→ Objective
Restate the records that follow word for word; no pictures should appear.
====== Source data
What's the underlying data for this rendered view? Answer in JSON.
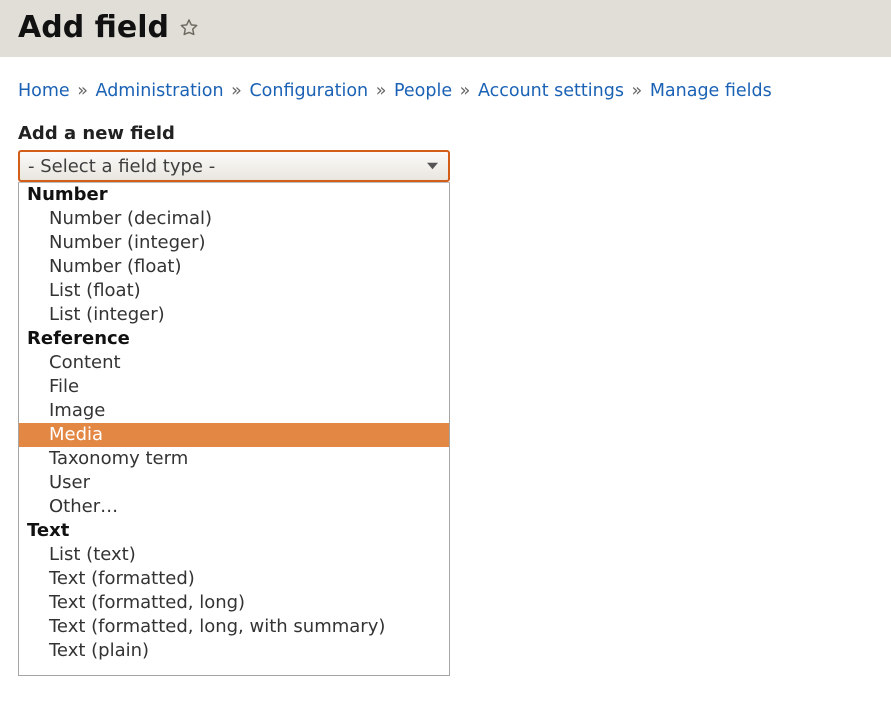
{
  "header": {
    "title": "Add field"
  },
  "breadcrumbs": {
    "items": [
      "Home",
      "Administration",
      "Configuration",
      "People",
      "Account settings",
      "Manage fields"
    ],
    "separator": "»"
  },
  "form": {
    "label": "Add a new field",
    "select_placeholder": "- Select a field type -",
    "selected_value": "Media",
    "groups": [
      {
        "label": "Number",
        "options": [
          "Number (decimal)",
          "Number (integer)",
          "Number (float)",
          "List (float)",
          "List (integer)"
        ]
      },
      {
        "label": "Reference",
        "options": [
          "Content",
          "File",
          "Image",
          "Media",
          "Taxonomy term",
          "User",
          "Other…"
        ]
      },
      {
        "label": "Text",
        "options": [
          "List (text)",
          "Text (formatted)",
          "Text (formatted, long)",
          "Text (formatted, long, with summary)",
          "Text (plain)"
        ]
      }
    ]
  }
}
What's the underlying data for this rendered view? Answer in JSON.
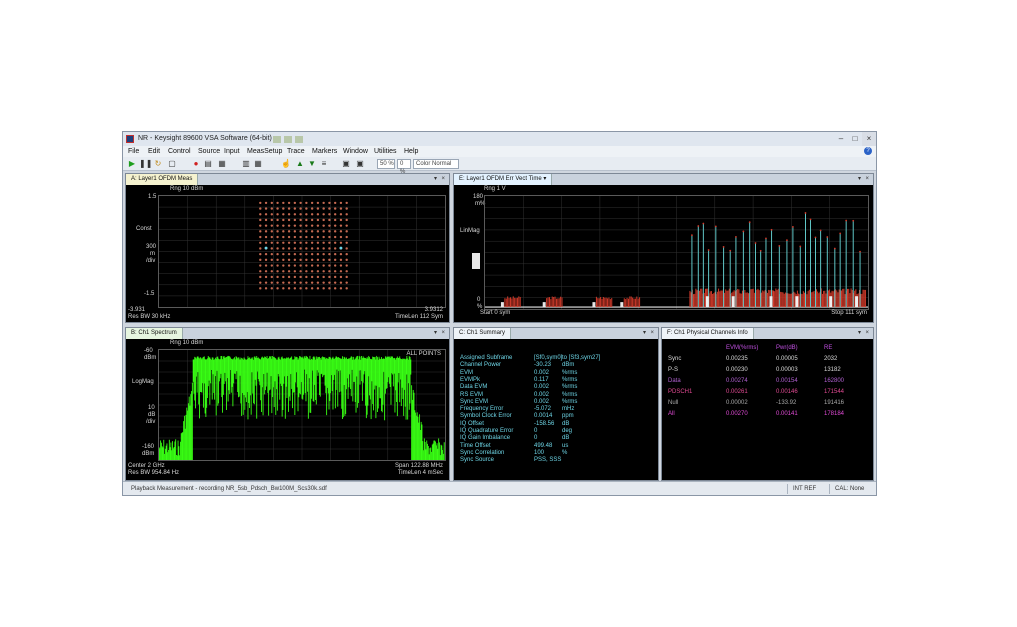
{
  "window": {
    "title": "NR - Keysight 89600 VSA Software (64-bit)",
    "minimize": "–",
    "maximize": "□",
    "close": "×"
  },
  "menu": [
    "File",
    "Edit",
    "Control",
    "Source",
    "Input",
    "MeasSetup",
    "Trace",
    "Markers",
    "Window",
    "Utilities",
    "Help"
  ],
  "toolbar": {
    "zoom1": "50 %",
    "zoom2": "0 %",
    "color_mode": "Color Normal"
  },
  "pane_a": {
    "tab": "A: Layer1 OFDM Meas",
    "range": "Rng 10 dBm",
    "y_top": "1.5",
    "y_label": "Const",
    "y_div1": "300",
    "y_div2": "m",
    "y_div3": "/div",
    "y_bottom": "-1.5",
    "x_left": "-3.931",
    "x_right": "3.9312",
    "res_bw": "Res BW 30 kHz",
    "time_len": "TimeLen 112  Sym"
  },
  "pane_b": {
    "tab": "B: Ch1 Spectrum",
    "range": "Rng 10 dBm",
    "y_top": "-60",
    "y_top_unit": "dBm",
    "y_label": "LogMag",
    "y_div1": "10",
    "y_div2": "dB",
    "y_div3": "/div",
    "y_bottom": "-160",
    "y_bottom_unit": "dBm",
    "all_points": "ALL POINTS",
    "center": "Center 2 GHz",
    "res_bw": "Res BW 954.84  Hz",
    "span": "Span 122.88 MHz",
    "time_len": "TimeLen 4  mSec"
  },
  "pane_c": {
    "tab": "C: Ch1 Summary",
    "rows": [
      {
        "label": "Assigned  Subframe",
        "value": "[Sf0,sym0]",
        "unit": "to  [Sf3,sym27]"
      },
      {
        "label": "Channel  Power",
        "value": "-30.23",
        "unit": "dBm"
      },
      {
        "label": "EVM",
        "value": "0.002",
        "unit": "%rms"
      },
      {
        "label": "EVMPk",
        "value": "0.117",
        "unit": "%rms"
      },
      {
        "label": "Data  EVM",
        "value": "0.002",
        "unit": "%rms"
      },
      {
        "label": "RS EVM",
        "value": "0.002",
        "unit": "%rms"
      },
      {
        "label": "Sync EVM",
        "value": "0.002",
        "unit": "%rms"
      },
      {
        "label": "Frequency  Error",
        "value": "-5.072",
        "unit": "mHz"
      },
      {
        "label": "Symbol Clock  Error",
        "value": "0.0014",
        "unit": "ppm"
      },
      {
        "label": "IQ  Offset",
        "value": "-158.56",
        "unit": "dB"
      },
      {
        "label": "IQ  Quadrature  Error",
        "value": "0",
        "unit": "deg"
      },
      {
        "label": "IQ  Gain  Imbalance",
        "value": "0",
        "unit": "dB"
      },
      {
        "label": "Time  Offset",
        "value": "499.48",
        "unit": "us"
      },
      {
        "label": "Sync Correlation",
        "value": "100",
        "unit": "%"
      },
      {
        "label": "Sync Source",
        "value": "PSS,  SSS",
        "unit": ""
      }
    ]
  },
  "pane_e": {
    "tab": "E: Layer1 OFDM Err Vect Time",
    "range": "Rng 1  V",
    "y_top": "180",
    "y_top_unit": "m%",
    "y_label": "LinMag",
    "y_bottom": "0",
    "y_bottom_unit": "%",
    "start": "Start 0  sym",
    "stop": "Stop 111  sym"
  },
  "pane_f": {
    "tab": "F: Ch1 Physical Channels Info",
    "headers": [
      "EVM(%rms)",
      "Pwr(dB)",
      "RE"
    ],
    "rows": [
      {
        "name": "Sync",
        "evm": "0.00235",
        "pwr": "0.00005",
        "re": "2032",
        "color": "#d9d9d9"
      },
      {
        "name": "P-S",
        "evm": "0.00230",
        "pwr": "0.00003",
        "re": "13182",
        "color": "#d9d9d9"
      },
      {
        "name": "Data",
        "evm": "0.00274",
        "pwr": "0.00154",
        "re": "162800",
        "color": "#b060d0"
      },
      {
        "name": "PDSCH1",
        "evm": "0.00261",
        "pwr": "0.00146",
        "re": "171544",
        "color": "#e04a92"
      },
      {
        "name": "Null",
        "evm": "0.00002",
        "pwr": "-133.92",
        "re": "191416",
        "color": "#a8a8a8"
      },
      {
        "name": "All",
        "evm": "0.00270",
        "pwr": "0.00141",
        "re": "178184",
        "color": "#e04ad6"
      }
    ]
  },
  "status": {
    "message": "Playback Measurement - recording NR_5sb_Pdsch_Bw100M_Scs30k.sdf",
    "int_ref": "INT REF",
    "cal": "CAL: None"
  },
  "colors": {
    "spectrum": "#39ff14",
    "constellation": "#c46a52",
    "evm_bars_cyan": "#60c8c8",
    "evm_bars_red": "#d23a2a"
  }
}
============
→ Exercise output
What's the underlying data for this rendered view? Answer in JSON.
{
  "header": {
    "title": "Add field"
  },
  "breadcrumbs": {
    "items": [
      "Home",
      "Administration",
      "Configuration",
      "People",
      "Account settings",
      "Manage fields"
    ],
    "separator": "»"
  },
  "form": {
    "label": "Add a new field",
    "select_placeholder": "- Select a field type -",
    "selected_value": "Media",
    "groups": [
      {
        "label": "Number",
        "options": [
          "Number (decimal)",
          "Number (integer)",
          "Number (float)",
          "List (float)",
          "List (integer)"
        ]
      },
      {
        "label": "Reference",
        "options": [
          "Content",
          "File",
          "Image",
          "Media",
          "Taxonomy term",
          "User",
          "Other…"
        ]
      },
      {
        "label": "Text",
        "options": [
          "List (text)",
          "Text (formatted)",
          "Text (formatted, long)",
          "Text (formatted, long, with summary)",
          "Text (plain)"
        ]
      }
    ]
  }
}
What's the underlying data for this rendered view? Answer in JSON.
{
  "window": {
    "title": "NR - Keysight 89600 VSA Software (64-bit)",
    "minimize": "–",
    "maximize": "□",
    "close": "×"
  },
  "menu": [
    "File",
    "Edit",
    "Control",
    "Source",
    "Input",
    "MeasSetup",
    "Trace",
    "Markers",
    "Window",
    "Utilities",
    "Help"
  ],
  "toolbar": {
    "zoom1": "50 %",
    "zoom2": "0 %",
    "color_mode": "Color Normal"
  },
  "pane_a": {
    "tab": "A: Layer1 OFDM Meas",
    "range": "Rng 10 dBm",
    "y_top": "1.5",
    "y_label": "Const",
    "y_div1": "300",
    "y_div2": "m",
    "y_div3": "/div",
    "y_bottom": "-1.5",
    "x_left": "-3.931",
    "x_right": "3.9312",
    "res_bw": "Res BW 30 kHz",
    "time_len": "TimeLen 112  Sym"
  },
  "pane_b": {
    "tab": "B: Ch1 Spectrum",
    "range": "Rng 10 dBm",
    "y_top": "-60",
    "y_top_unit": "dBm",
    "y_label": "LogMag",
    "y_div1": "10",
    "y_div2": "dB",
    "y_div3": "/div",
    "y_bottom": "-160",
    "y_bottom_unit": "dBm",
    "all_points": "ALL POINTS",
    "center": "Center 2 GHz",
    "res_bw": "Res BW 954.84  Hz",
    "span": "Span 122.88 MHz",
    "time_len": "TimeLen 4  mSec"
  },
  "pane_c": {
    "tab": "C: Ch1 Summary",
    "rows": [
      {
        "label": "Assigned  Subframe",
        "value": "[Sf0,sym0]",
        "unit": "to  [Sf3,sym27]"
      },
      {
        "label": "Channel  Power",
        "value": "-30.23",
        "unit": "dBm"
      },
      {
        "label": "EVM",
        "value": "0.002",
        "unit": "%rms"
      },
      {
        "label": "EVMPk",
        "value": "0.117",
        "unit": "%rms"
      },
      {
        "label": "Data  EVM",
        "value": "0.002",
        "unit": "%rms"
      },
      {
        "label": "RS EVM",
        "value": "0.002",
        "unit": "%rms"
      },
      {
        "label": "Sync EVM",
        "value": "0.002",
        "unit": "%rms"
      },
      {
        "label": "Frequency  Error",
        "value": "-5.072",
        "unit": "mHz"
      },
      {
        "label": "Symbol Clock  Error",
        "value": "0.0014",
        "unit": "ppm"
      },
      {
        "label": "IQ  Offset",
        "value": "-158.56",
        "unit": "dB"
      },
      {
        "label": "IQ  Quadrature  Error",
        "value": "0",
        "unit": "deg"
      },
      {
        "label": "IQ  Gain  Imbalance",
        "value": "0",
        "unit": "dB"
      },
      {
        "label": "Time  Offset",
        "value": "499.48",
        "unit": "us"
      },
      {
        "label": "Sync Correlation",
        "value": "100",
        "unit": "%"
      },
      {
        "label": "Sync Source",
        "value": "PSS,  SSS",
        "unit": ""
      }
    ]
  },
  "pane_e": {
    "tab": "E: Layer1 OFDM Err Vect Time",
    "range": "Rng 1  V",
    "y_top": "180",
    "y_top_unit": "m%",
    "y_label": "LinMag",
    "y_bottom": "0",
    "y_bottom_unit": "%",
    "start": "Start 0  sym",
    "stop": "Stop 111  sym"
  },
  "pane_f": {
    "tab": "F: Ch1 Physical Channels Info",
    "headers": [
      "EVM(%rms)",
      "Pwr(dB)",
      "RE"
    ],
    "rows": [
      {
        "name": "Sync",
        "evm": "0.00235",
        "pwr": "0.00005",
        "re": "2032",
        "color": "#d9d9d9"
      },
      {
        "name": "P-S",
        "evm": "0.00230",
        "pwr": "0.00003",
        "re": "13182",
        "color": "#d9d9d9"
      },
      {
        "name": "Data",
        "evm": "0.00274",
        "pwr": "0.00154",
        "re": "162800",
        "color": "#b060d0"
      },
      {
        "name": "PDSCH1",
        "evm": "0.00261",
        "pwr": "0.00146",
        "re": "171544",
        "color": "#e04a92"
      },
      {
        "name": "Null",
        "evm": "0.00002",
        "pwr": "-133.92",
        "re": "191416",
        "color": "#a8a8a8"
      },
      {
        "name": "All",
        "evm": "0.00270",
        "pwr": "0.00141",
        "re": "178184",
        "color": "#e04ad6"
      }
    ]
  },
  "status": {
    "message": "Playback Measurement - recording NR_5sb_Pdsch_Bw100M_Scs30k.sdf",
    "int_ref": "INT REF",
    "cal": "CAL: None"
  },
  "colors": {
    "spectrum": "#39ff14",
    "constellation": "#c46a52",
    "evm_bars_cyan": "#60c8c8",
    "evm_bars_red": "#d23a2a"
  }
}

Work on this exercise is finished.